The task
Determine how many lines below hold the string "Company". Reply with the number alone.

Data provided
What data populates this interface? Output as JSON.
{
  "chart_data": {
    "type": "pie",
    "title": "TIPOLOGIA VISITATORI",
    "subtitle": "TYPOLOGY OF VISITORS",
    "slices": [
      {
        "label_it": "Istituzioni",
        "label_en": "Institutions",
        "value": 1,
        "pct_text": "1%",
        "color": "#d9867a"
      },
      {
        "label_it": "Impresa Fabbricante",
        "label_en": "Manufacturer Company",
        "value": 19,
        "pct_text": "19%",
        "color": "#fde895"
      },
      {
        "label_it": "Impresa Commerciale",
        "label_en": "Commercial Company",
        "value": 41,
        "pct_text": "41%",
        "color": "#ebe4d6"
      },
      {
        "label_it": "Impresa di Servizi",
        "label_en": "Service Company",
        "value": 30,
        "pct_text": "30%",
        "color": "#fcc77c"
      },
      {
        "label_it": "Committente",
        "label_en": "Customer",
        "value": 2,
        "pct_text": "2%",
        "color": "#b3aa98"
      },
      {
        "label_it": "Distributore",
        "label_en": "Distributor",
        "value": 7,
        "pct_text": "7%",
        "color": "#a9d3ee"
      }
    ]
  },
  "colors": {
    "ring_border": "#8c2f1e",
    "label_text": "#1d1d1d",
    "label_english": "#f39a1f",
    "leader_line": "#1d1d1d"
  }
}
==
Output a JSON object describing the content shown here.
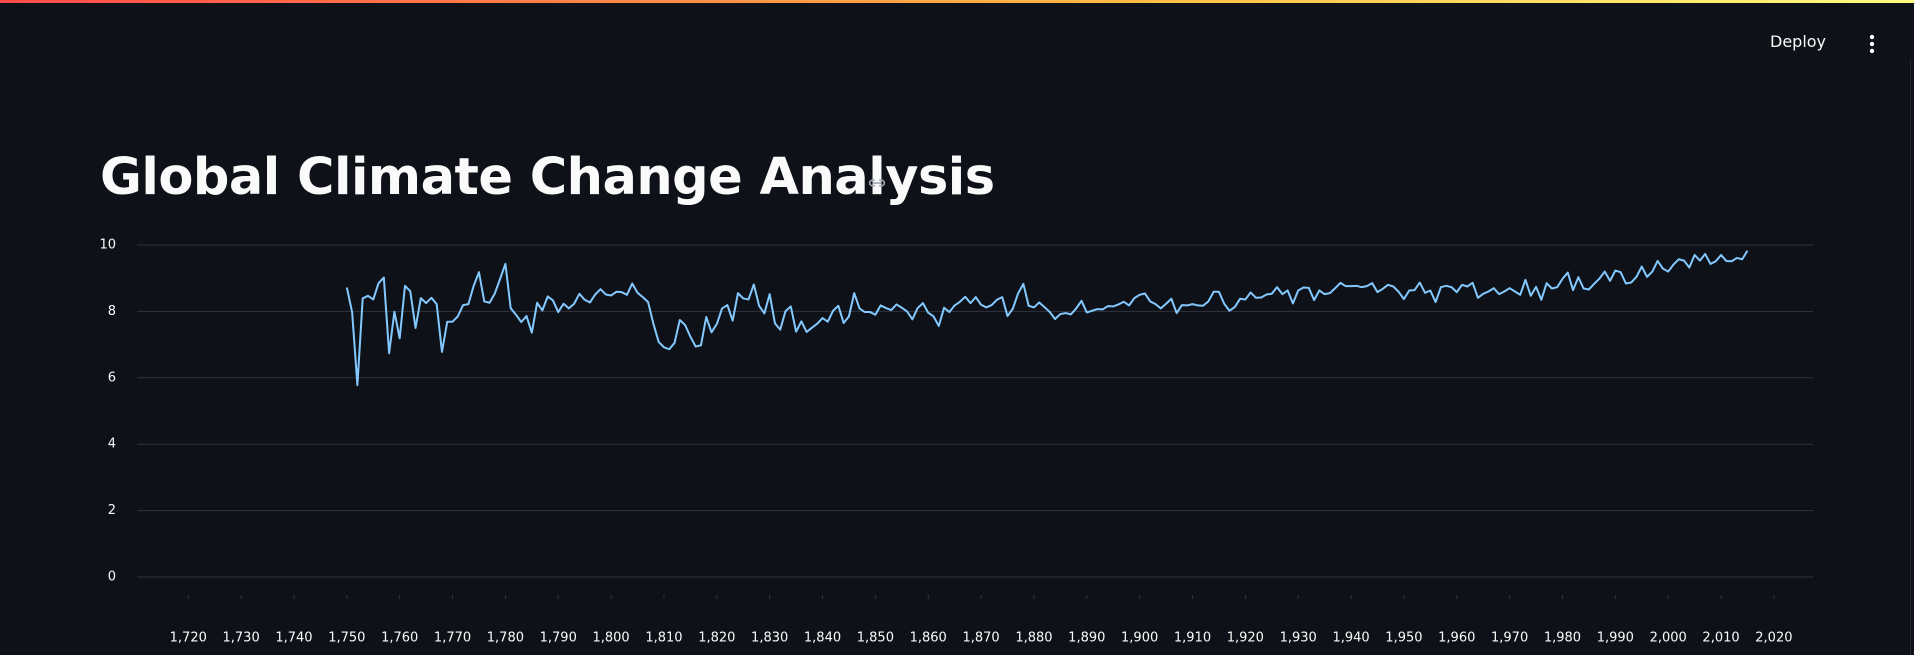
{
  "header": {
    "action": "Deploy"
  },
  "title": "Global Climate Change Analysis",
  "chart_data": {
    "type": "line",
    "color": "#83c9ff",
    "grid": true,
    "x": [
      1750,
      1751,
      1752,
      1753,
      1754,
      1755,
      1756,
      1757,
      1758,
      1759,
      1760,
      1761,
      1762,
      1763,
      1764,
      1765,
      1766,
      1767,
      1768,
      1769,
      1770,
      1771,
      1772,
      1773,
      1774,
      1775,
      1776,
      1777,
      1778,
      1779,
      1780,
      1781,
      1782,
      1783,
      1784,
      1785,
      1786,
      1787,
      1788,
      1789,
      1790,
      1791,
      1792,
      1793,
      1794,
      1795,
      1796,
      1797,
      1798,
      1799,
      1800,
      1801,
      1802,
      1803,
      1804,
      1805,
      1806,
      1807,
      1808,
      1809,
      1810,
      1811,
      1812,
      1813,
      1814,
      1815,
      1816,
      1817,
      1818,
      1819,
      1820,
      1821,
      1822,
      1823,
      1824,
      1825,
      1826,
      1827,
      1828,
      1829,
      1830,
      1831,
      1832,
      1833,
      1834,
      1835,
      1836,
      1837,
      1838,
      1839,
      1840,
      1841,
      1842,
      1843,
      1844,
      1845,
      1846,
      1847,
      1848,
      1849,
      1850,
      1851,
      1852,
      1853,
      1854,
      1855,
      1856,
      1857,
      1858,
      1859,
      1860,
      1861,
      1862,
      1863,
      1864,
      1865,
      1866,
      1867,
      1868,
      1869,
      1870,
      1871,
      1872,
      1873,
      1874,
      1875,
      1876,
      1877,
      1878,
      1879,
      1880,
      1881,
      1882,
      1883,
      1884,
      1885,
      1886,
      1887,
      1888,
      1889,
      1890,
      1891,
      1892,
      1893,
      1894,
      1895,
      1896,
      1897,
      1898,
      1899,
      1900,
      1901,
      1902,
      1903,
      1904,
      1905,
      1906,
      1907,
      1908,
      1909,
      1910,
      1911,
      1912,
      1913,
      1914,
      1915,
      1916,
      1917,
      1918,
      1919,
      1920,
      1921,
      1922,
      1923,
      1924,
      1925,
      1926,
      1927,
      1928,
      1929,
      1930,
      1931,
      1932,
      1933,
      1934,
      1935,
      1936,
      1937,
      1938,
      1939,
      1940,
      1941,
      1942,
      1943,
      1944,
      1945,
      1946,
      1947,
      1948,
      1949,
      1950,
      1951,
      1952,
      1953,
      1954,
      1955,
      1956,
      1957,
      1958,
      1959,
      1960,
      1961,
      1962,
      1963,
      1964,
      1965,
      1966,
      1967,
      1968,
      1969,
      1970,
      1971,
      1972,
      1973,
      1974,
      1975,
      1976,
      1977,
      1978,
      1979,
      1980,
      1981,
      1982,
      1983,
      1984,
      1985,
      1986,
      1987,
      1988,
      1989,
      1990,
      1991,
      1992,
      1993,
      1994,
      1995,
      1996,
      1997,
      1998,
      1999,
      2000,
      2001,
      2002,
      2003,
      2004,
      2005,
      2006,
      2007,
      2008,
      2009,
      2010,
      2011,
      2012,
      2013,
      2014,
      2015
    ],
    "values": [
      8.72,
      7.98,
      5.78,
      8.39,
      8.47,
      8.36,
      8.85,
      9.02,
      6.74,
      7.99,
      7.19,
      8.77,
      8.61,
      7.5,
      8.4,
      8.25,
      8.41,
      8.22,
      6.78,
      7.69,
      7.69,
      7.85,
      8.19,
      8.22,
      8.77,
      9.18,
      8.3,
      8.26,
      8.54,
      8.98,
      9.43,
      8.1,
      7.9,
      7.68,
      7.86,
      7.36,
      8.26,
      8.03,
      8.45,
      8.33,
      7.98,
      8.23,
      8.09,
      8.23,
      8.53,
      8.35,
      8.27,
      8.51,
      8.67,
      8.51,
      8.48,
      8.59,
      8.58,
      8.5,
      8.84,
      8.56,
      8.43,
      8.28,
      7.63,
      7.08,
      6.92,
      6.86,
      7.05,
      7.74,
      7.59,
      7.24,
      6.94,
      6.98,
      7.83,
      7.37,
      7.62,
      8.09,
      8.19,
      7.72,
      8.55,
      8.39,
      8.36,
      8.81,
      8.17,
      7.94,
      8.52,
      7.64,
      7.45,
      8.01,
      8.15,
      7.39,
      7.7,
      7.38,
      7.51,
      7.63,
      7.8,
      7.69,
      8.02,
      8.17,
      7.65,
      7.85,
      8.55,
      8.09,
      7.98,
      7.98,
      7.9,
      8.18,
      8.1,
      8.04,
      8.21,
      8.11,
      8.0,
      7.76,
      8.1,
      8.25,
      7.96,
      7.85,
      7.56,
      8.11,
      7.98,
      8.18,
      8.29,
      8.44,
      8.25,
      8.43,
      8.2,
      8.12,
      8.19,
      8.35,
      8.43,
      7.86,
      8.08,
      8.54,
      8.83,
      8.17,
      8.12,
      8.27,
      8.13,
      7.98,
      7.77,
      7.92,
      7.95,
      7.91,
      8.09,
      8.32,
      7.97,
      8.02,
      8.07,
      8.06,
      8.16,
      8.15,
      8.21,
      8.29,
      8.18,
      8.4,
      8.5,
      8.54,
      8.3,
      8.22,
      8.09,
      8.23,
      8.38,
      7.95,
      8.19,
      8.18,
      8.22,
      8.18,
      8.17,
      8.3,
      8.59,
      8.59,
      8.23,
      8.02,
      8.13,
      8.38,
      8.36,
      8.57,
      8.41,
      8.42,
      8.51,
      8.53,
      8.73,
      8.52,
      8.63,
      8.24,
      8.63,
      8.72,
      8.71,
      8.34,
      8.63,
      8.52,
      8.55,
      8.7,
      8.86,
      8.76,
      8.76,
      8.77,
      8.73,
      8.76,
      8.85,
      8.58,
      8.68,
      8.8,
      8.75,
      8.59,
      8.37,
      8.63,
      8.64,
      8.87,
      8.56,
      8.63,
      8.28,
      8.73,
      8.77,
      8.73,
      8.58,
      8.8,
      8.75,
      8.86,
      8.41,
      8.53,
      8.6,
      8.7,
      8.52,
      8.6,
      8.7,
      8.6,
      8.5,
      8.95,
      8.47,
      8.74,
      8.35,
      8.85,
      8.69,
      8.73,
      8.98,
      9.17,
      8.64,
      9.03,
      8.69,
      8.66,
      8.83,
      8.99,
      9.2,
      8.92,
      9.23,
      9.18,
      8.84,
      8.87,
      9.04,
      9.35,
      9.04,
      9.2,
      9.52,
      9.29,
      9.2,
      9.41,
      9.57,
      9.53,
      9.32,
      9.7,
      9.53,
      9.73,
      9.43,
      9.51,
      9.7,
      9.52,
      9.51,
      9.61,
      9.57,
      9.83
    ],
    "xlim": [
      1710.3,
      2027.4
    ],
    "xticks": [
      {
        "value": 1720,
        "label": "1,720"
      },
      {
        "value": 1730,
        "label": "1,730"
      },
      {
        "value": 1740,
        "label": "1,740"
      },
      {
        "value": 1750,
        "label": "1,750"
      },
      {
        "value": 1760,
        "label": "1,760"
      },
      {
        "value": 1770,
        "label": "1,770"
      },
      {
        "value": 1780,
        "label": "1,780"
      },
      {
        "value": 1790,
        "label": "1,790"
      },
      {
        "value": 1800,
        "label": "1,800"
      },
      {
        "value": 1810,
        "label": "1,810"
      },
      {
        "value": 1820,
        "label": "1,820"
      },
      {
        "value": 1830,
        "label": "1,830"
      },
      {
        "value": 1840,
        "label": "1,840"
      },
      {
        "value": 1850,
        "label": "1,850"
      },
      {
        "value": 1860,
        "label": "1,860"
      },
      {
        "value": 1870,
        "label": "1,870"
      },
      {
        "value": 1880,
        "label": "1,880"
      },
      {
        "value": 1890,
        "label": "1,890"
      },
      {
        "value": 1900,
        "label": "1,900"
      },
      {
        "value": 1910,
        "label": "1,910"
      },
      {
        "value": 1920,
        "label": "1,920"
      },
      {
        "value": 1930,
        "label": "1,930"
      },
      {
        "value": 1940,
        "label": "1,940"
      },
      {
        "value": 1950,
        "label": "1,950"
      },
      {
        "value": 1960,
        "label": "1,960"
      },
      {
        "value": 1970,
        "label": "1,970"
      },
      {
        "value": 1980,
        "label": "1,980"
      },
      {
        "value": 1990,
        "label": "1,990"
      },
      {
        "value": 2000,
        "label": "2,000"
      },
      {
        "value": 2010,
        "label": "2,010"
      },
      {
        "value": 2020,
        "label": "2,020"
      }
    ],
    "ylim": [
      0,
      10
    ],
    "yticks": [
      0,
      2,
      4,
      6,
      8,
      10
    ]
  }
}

Solution
3